• _Material supplied_:
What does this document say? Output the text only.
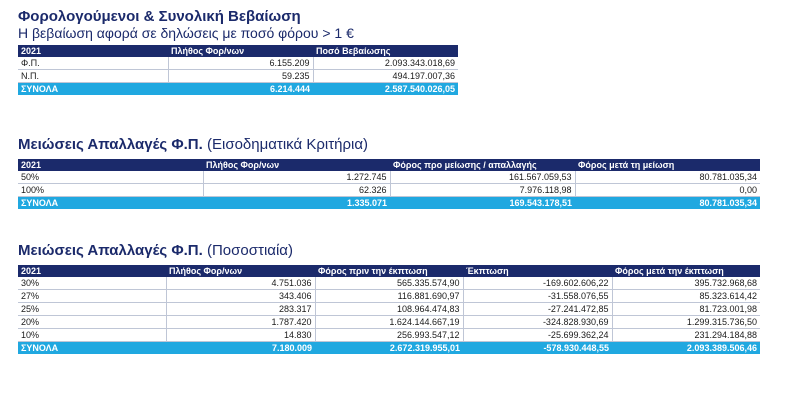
Φορολογούμενοι & Συνολική Βεβαίωση
Η βεβαίωση αφορά σε δηλώσεις με ποσό φόρου > 1 €
2021	Πλήθος Φορ/νων	Ποσό Βεβαίωσης
Φ.Π.	6.155.209	2.093.343.018,69
Ν.Π.	59.235	494.197.007,36
ΣΥΝΟΛΑ	6.214.444	2.587.540.026,05
Μειώσεις Απαλλαγές Φ.Π. (Εισοδηματικά Κριτήρια)
2021	Πλήθος Φορ/νων	Φόρος προ μείωσης / απαλλαγής	Φόρος μετά τη μείωση
50%	1.272.745	161.567.059,53	80.781.035,34
100%	62.326	7.976.118,98	0,00
ΣΥΝΟΛΑ	1.335.071	169.543.178,51	80.781.035,34
Μειώσεις Απαλλαγές Φ.Π. (Ποσοστιαία)
2021	Πλήθος Φορ/νων	Φόρος πριν την έκπτωση	Έκπτωση	Φόρος μετά την έκπτωση
30%	4.751.036	565.335.574,90	-169.602.606,22	395.732.968,68
27%	343.406	116.881.690,97	-31.558.076,55	85.323.614,42
25%	283.317	108.964.474,83	-27.241.472,85	81.723.001,98
20%	1.787.420	1.624.144.667,19	-324.828.930,69	1.299.315.736,50
10%	14.830	256.993.547,12	-25.699.362,24	231.294.184,88
ΣΥΝΟΛΑ	7.180.009	2.672.319.955,01	-578.930.448,55	2.093.389.506,46
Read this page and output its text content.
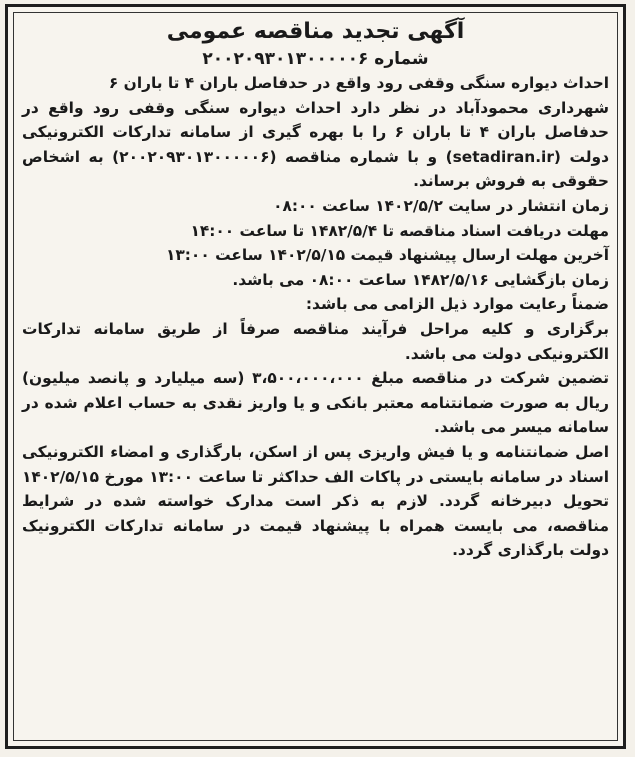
آگهی تجدید مناقصه عمومی
شماره ۲۰۰۲۰۹۳۰۱۳۰۰۰۰۰۶

احداث دیواره سنگی وقفی رود واقع در حدفاصل باران ۴ تا باران ۶

شهرداری محمودآباد در نظر دارد احداث دیواره سنگی وقفی رود واقع در حدفاصل باران ۴ تا باران ۶ را با بهره گیری از سامانه تدارکات الکترونیکی دولت (setadiran.ir) و با شماره مناقصه (۲۰۰۲۰۹۳۰۱۳۰۰۰۰۰۶) به اشخاص حقوقی به فروش برساند.

زمان انتشار در سایت ۱۴۰۲/۵/۲ ساعت ۰۸:۰۰

مهلت دریافت اسناد مناقصه تا ۱۴۸۲/۵/۴ تا ساعت ۱۴:۰۰

آخرین مهلت ارسال پیشنهاد قیمت ۱۴۰۲/۵/۱۵ ساعت ۱۳:۰۰

زمان بازگشایی ۱۴۸۲/۵/۱۶ ساعت ۰۸:۰۰ می باشد.

ضمناً رعایت موارد ذیل الزامی می باشد:

برگزاری و کلیه مراحل فرآیند مناقصه صرفاً از طریق سامانه تدارکات الکترونیکی دولت می باشد.

تضمین شرکت در مناقصه مبلغ ۳،۵۰۰،۰۰۰،۰۰۰ (سه میلیارد و پانصد میلیون) ریال به صورت ضمانتنامه معتبر بانکی و یا واریز نقدی به حساب اعلام شده در سامانه میسر می باشد.

اصل ضمانتنامه و یا فیش واریزی پس از اسکن، بارگذاری و امضاء الکترونیکی اسناد در سامانه بایستی در پاکات الف حداکثر تا ساعت ۱۳:۰۰ مورخ ۱۴۰۲/۵/۱۵ تحویل دبیرخانه گردد. لازم به ذکر است مدارک خواسته شده در شرایط مناقصه، می بایست همراه با پیشنهاد قیمت در سامانه تدارکات الکترونیک دولت بارگذاری گردد.
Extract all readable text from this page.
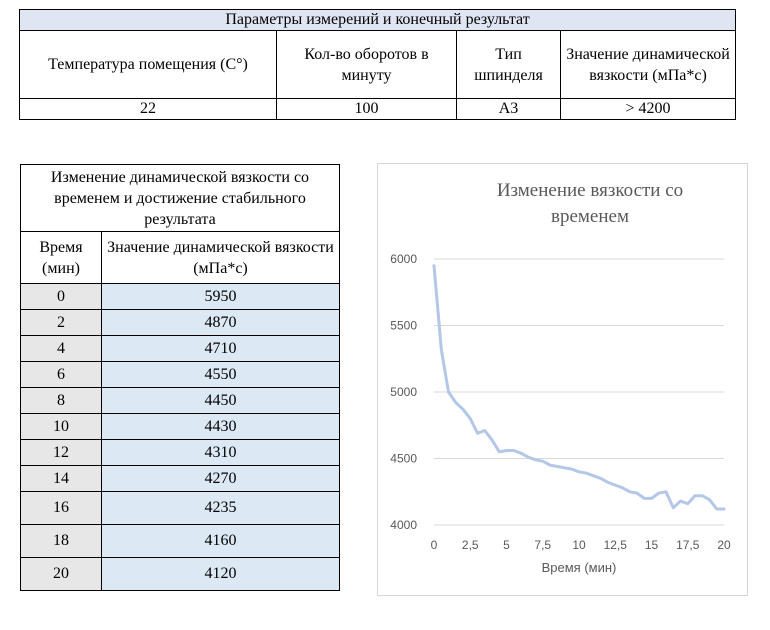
Параметры измерений и конечный результат			
Температура помещения (C°)	Кол-во оборотов в минуту	Тип шпинделя	Значение динамической вязкости (мПа*с)
22	100	А3	> 4200
Изменение динамической вязкости со временем и достижение стабильного результата	
Время (мин)	Значение динамической вязкости (мПа*с)
0	5950
2	4870
4	4710
6	4550
8	4450
10	4430
12	4310
14	4270
16	4235
18	4160
20	4120
Изменение вязкости со
временем
4000
4500
5000
5500
6000
0 2,5 5 7,5 10 12,5 15 17,5 20
Время (мин)
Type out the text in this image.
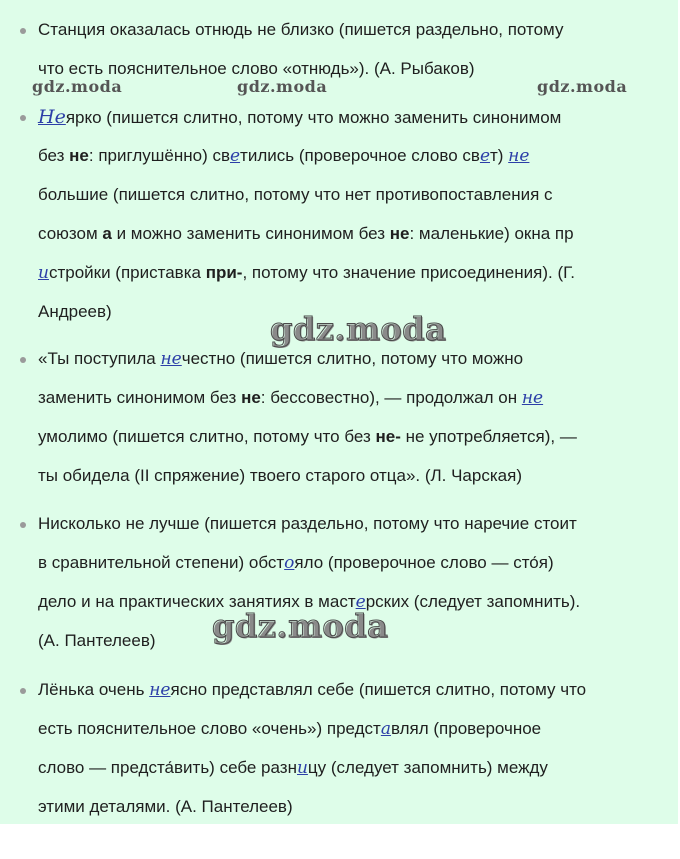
Станция оказалась отнюдь не близко (пишется раздельно, потому
что есть пояснительное слово «отнюдь»). (А. Рыбаков)
Неярко (пишется слитно, потому что можно заменить синонимом
без не: приглушённо) светились (проверочное слово свет) не
большие (пишется слитно, потому что нет противопоставления с
союзом а и можно заменить синонимом без не: маленькие) окна пр
истройки (приставка при-, потому что значение присоединения). (Г.
Андреев)
«Ты поступила нечестно (пишется слитно, потому что можно
заменить синонимом без не: бессовестно), — продолжал он не
умолимо (пишется слитно, потому что без не- не употребляется), —
ты обидела (II спряжение) твоего старого отца». (Л. Чарская)
Нисколько не лучше (пишется раздельно, потому что наречие стоит
в сравнительной степени) обстояло (проверочное слово — сто́я)
дело и на практических занятиях в мастерских (следует запомнить).
(А. Пантелеев)
Лёнька очень неясно представлял себе (пишется слитно, потому что
есть пояснительное слово «очень») представлял (проверочное
слово — предста́вить) себе разницу (следует запомнить) между
этими деталями. (А. Пантелеев)
gdz.moda	gdz.moda	gdz.moda
gdz.moda
gdz.moda
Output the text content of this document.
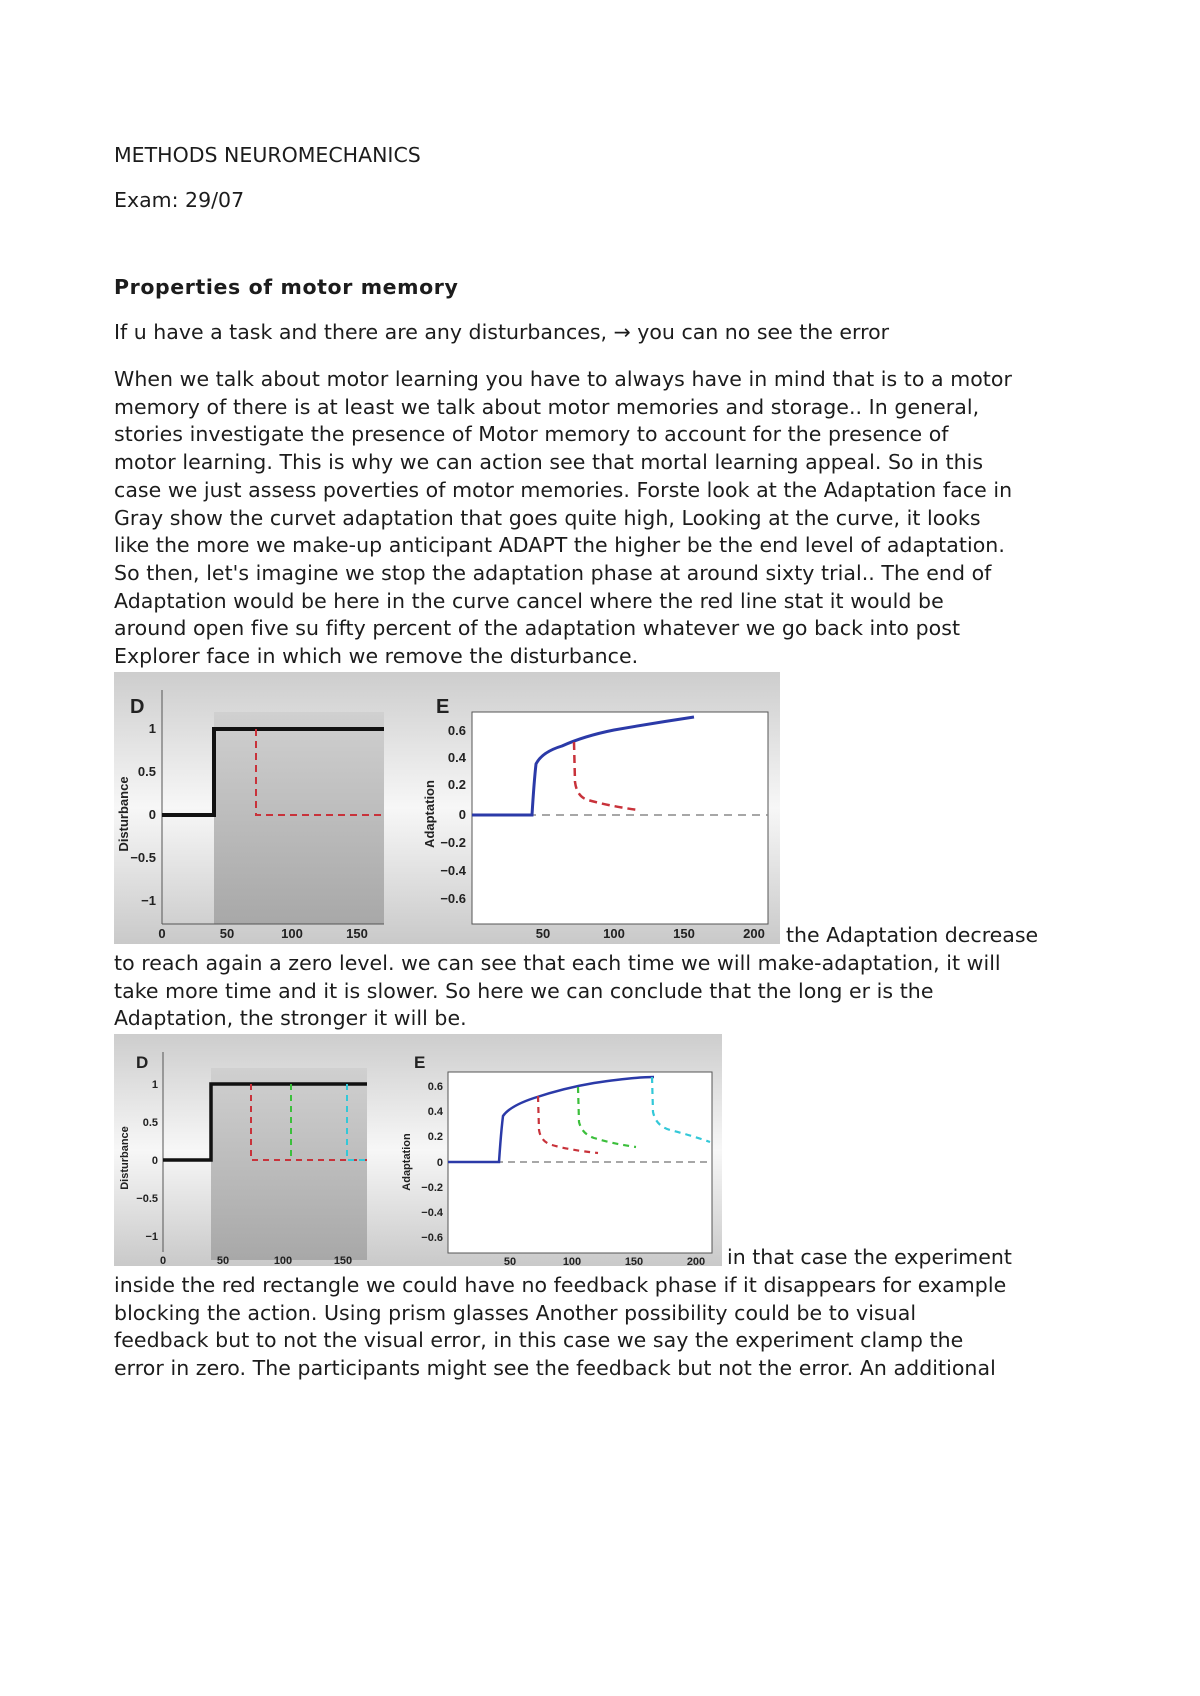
METHODS NEUROMECHANICS
Exam: 29/07
Properties of motor memory
If u have a task and there are any disturbances, → you can no see the error
When we talk about motor learning you have to always have in mind that is to a motor
memory of there is at least we talk about motor memories and storage.. In general,
stories investigate the presence of Motor memory to account for the presence of
motor learning. This is why we can action see that mortal learning appeal. So in this
case we just assess poverties of motor memories. Forste look at the Adaptation face in
Gray show the curvet adaptation that goes quite high, Looking at the curve, it looks
like the more we make-up anticipant ADAPT the higher be the end level of adaptation.
So then, let's imagine we stop the adaptation phase at around sixty trial.. The end of
Adaptation would be here in the curve cancel where the red line stat it would be
around open five su fifty percent of the adaptation whatever we go back into post
Explorer face in which we remove the disturbance.
D
Disturbance
1
0.5
0
−0.5
−1
0	50	100	150
E
Adaptation
0.6
0.4
0.2
0
−0.2
−0.4
−0.6
50	100	150	200 the Adaptation decrease
to reach again a zero level. we can see that each time we will make-adaptation, it will
take more time and it is slower. So here we can conclude that the long er is the
Adaptation, the stronger it will be.
D
Disturbance
1
0.5
0
−0.5
−1
0	50	100	150
E
Adaptation
0.6
0.4
0.2
0
−0.2
−0.4
−0.6
50	100	150	200 in that case the experiment
inside the red rectangle we could have no feedback phase if it disappears for example
blocking the action. Using prism glasses Another possibility could be to visual
feedback but to not the visual error, in this case we say the experiment clamp the
error in zero. The participants might see the feedback but not the error. An additional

• _The request_:
Skip the pictures, then retype every line above exactly.

• _Task answer_:
What does this document say? Output the text only.
Φορολογούμενοι & Συνολική Βεβαίωση
Η βεβαίωση αφορά σε δηλώσεις με ποσό φόρου > 1 €
2021	Πλήθος Φορ/νων	Ποσό Βεβαίωσης
Φ.Π.	6.155.209	2.093.343.018,69
Ν.Π.	59.235	494.197.007,36
ΣΥΝΟΛΑ	6.214.444	2.587.540.026,05
Μειώσεις Απαλλαγές Φ.Π. (Εισοδηματικά Κριτήρια)
2021	Πλήθος Φορ/νων	Φόρος προ μείωσης / απαλλαγής	Φόρος μετά τη μείωση
50%	1.272.745	161.567.059,53	80.781.035,34
100%	62.326	7.976.118,98	0,00
ΣΥΝΟΛΑ	1.335.071	169.543.178,51	80.781.035,34
Μειώσεις Απαλλαγές Φ.Π. (Ποσοστιαία)
2021	Πλήθος Φορ/νων	Φόρος πριν την έκπτωση	Έκπτωση	Φόρος μετά την έκπτωση
30%	4.751.036	565.335.574,90	-169.602.606,22	395.732.968,68
27%	343.406	116.881.690,97	-31.558.076,55	85.323.614,42
25%	283.317	108.964.474,83	-27.241.472,85	81.723.001,98
20%	1.787.420	1.624.144.667,19	-324.828.930,69	1.299.315.736,50
10%	14.830	256.993.547,12	-25.699.362,24	231.294.184,88
ΣΥΝΟΛΑ	7.180.009	2.672.319.955,01	-578.930.448,55	2.093.389.506,46
Read this page and output its text content.
آگهی تجدید مناقصه عمومی
شماره ۲۰۰۲۰۹۳۰۱۳۰۰۰۰۰۶

احداث دیواره سنگی وقفی رود واقع در حدفاصل باران ۴ تا باران ۶

شهرداری محمودآباد در نظر دارد احداث دیواره سنگی وقفی رود واقع در حدفاصل باران ۴ تا باران ۶ را با بهره گیری از سامانه تدارکات الکترونیکی دولت (setadiran.ir) و با شماره مناقصه (۲۰۰۲۰۹۳۰۱۳۰۰۰۰۰۶) به اشخاص حقوقی به فروش برساند.

زمان انتشار در سایت ۱۴۰۲/۵/۲ ساعت ۰۸:۰۰

مهلت دریافت اسناد مناقصه تا ۱۴۸۲/۵/۴ تا ساعت ۱۴:۰۰

آخرین مهلت ارسال پیشنهاد قیمت ۱۴۰۲/۵/۱۵ ساعت ۱۳:۰۰

زمان بازگشایی ۱۴۸۲/۵/۱۶ ساعت ۰۸:۰۰ می باشد.

ضمناً رعایت موارد ذیل الزامی می باشد:

برگزاری و کلیه مراحل فرآیند مناقصه صرفاً از طریق سامانه تدارکات الکترونیکی دولت می باشد.

تضمین شرکت در مناقصه مبلغ ۳،۵۰۰،۰۰۰،۰۰۰ (سه میلیارد و پانصد میلیون) ریال به صورت ضمانتنامه معتبر بانکی و یا واریز نقدی به حساب اعلام شده در سامانه میسر می باشد.

اصل ضمانتنامه و یا فیش واریزی پس از اسکن، بارگذاری و امضاء الکترونیکی اسناد در سامانه بایستی در پاکات الف حداکثر تا ساعت ۱۳:۰۰ مورخ ۱۴۰۲/۵/۱۵ تحویل دبیرخانه گردد. لازم به ذکر است مدارک خواسته شده در شرایط مناقصه، می بایست همراه با پیشنهاد قیمت در سامانه تدارکات الکترونیک دولت بارگذاری گردد.
Extract all readable text from this page.
Параметры измерений и конечный результат			
Температура помещения (C°)	Кол-во оборотов в минуту	Тип шпинделя	Значение динамической вязкости (мПа*с)
22	100	А3	> 4200
Изменение динамической вязкости со временем и достижение стабильного результата	
Время (мин)	Значение динамической вязкости (мПа*с)
0	5950
2	4870
4	4710
6	4550
8	4450
10	4430
12	4310
14	4270
16	4235
18	4160
20	4120
Изменение вязкости со
временем
4000
4500
5000
5500
6000
0 2,5 5 7,5 10 12,5 15 17,5 20
Время (мин)
Type out the text in this image.
Станция оказалась отнюдь не близко (пишется раздельно, потому
что есть пояснительное слово «отнюдь»). (А. Рыбаков)
Неярко (пишется слитно, потому что можно заменить синонимом
без не: приглушённо) светились (проверочное слово свет) не
большие (пишется слитно, потому что нет противопоставления с
союзом а и можно заменить синонимом без не: маленькие) окна пр
истройки (приставка при-, потому что значение присоединения). (Г.
Андреев)
«Ты поступила нечестно (пишется слитно, потому что можно
заменить синонимом без не: бессовестно), — продолжал он не
умолимо (пишется слитно, потому что без не- не употребляется), —
ты обидела (II спряжение) твоего старого отца». (Л. Чарская)
Нисколько не лучше (пишется раздельно, потому что наречие стоит
в сравнительной степени) обстояло (проверочное слово — сто́я)
дело и на практических занятиях в мастерских (следует запомнить).
(А. Пантелеев)
Лёнька очень неясно представлял себе (пишется слитно, потому что
есть пояснительное слово «очень») представлял (проверочное
слово — предста́вить) себе разницу (следует запомнить) между
этими деталями. (А. Пантелеев)
gdz.moda	gdz.moda	gdz.moda
gdz.moda
gdz.moda
Output the text content of this document.
METHODS NEUROMECHANICS
Exam: 29/07
Properties of motor memory
If u have a task and there are any disturbances, → you can no see the error
When we talk about motor learning you have to always have in mind that is to a motor
memory of there is at least we talk about motor memories and storage.. In general,
stories investigate the presence of Motor memory to account for the presence of
motor learning. This is why we can action see that mortal learning appeal. So in this
case we just assess poverties of motor memories. Forste look at the Adaptation face in
Gray show the curvet adaptation that goes quite high, Looking at the curve, it looks
like the more we make-up anticipant ADAPT the higher be the end level of adaptation.
So then, let's imagine we stop the adaptation phase at around sixty trial.. The end of
Adaptation would be here in the curve cancel where the red line stat it would be
around open five su fifty percent of the adaptation whatever we go back into post
Explorer face in which we remove the disturbance.
D
Disturbance
1
0.5
0
−0.5
−1
0	50	100	150
E
Adaptation
0.6
0.4
0.2
0
−0.2
−0.4
−0.6
50	100	150	200 the Adaptation decrease
to reach again a zero level. we can see that each time we will make-adaptation, it will
take more time and it is slower. So here we can conclude that the long er is the
Adaptation, the stronger it will be.
D
Disturbance
1
0.5
0
−0.5
−1
0	50	100	150
E
Adaptation
0.6
0.4
0.2
0
−0.2
−0.4
−0.6
50	100	150	200 in that case the experiment
inside the red rectangle we could have no feedback phase if it disappears for example
blocking the action. Using prism glasses Another possibility could be to visual
feedback but to not the visual error, in this case we say the experiment clamp the
error in zero. The participants might see the feedback but not the error. An additional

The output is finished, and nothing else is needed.